DATA TO PROCESS:
▼

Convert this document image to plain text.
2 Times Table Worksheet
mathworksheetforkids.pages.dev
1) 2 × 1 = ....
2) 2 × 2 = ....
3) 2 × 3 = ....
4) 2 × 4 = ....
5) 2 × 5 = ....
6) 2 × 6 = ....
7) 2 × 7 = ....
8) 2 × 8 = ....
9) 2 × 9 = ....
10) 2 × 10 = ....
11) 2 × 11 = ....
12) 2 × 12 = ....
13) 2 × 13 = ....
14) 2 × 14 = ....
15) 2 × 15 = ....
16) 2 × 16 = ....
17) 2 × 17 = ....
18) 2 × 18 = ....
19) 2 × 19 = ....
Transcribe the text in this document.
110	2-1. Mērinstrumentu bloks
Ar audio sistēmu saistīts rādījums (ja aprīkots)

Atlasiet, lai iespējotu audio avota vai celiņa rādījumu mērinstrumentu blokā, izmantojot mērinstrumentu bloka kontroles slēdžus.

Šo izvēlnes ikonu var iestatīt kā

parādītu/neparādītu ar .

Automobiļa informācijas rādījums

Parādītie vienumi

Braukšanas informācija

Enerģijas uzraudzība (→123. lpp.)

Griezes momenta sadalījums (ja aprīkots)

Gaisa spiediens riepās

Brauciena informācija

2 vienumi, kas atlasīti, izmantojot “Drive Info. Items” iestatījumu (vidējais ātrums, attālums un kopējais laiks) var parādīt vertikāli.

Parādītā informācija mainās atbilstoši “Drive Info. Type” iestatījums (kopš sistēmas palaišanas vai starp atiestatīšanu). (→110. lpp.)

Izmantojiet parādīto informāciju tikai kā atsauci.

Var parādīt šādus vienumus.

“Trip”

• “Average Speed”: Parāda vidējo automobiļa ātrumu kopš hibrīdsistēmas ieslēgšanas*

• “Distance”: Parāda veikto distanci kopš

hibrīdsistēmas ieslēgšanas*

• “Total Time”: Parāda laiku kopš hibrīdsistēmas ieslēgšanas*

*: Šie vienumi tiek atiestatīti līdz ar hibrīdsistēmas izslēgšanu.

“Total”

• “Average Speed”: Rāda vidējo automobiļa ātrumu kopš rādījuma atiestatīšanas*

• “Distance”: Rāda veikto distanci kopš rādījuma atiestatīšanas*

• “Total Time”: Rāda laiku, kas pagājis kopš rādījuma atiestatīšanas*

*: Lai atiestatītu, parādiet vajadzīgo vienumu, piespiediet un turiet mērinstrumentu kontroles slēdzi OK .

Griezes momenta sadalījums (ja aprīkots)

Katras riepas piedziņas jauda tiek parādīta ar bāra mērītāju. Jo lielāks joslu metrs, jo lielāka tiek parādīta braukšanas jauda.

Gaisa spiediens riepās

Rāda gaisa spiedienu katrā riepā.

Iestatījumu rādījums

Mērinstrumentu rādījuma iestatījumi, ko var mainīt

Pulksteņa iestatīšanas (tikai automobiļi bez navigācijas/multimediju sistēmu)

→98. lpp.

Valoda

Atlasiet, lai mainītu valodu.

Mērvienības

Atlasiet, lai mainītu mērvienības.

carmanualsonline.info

▲

Copy the lines from the entries above in which the word "this" appears.

Convert this document image to plain text.
Transcribe the text in this document.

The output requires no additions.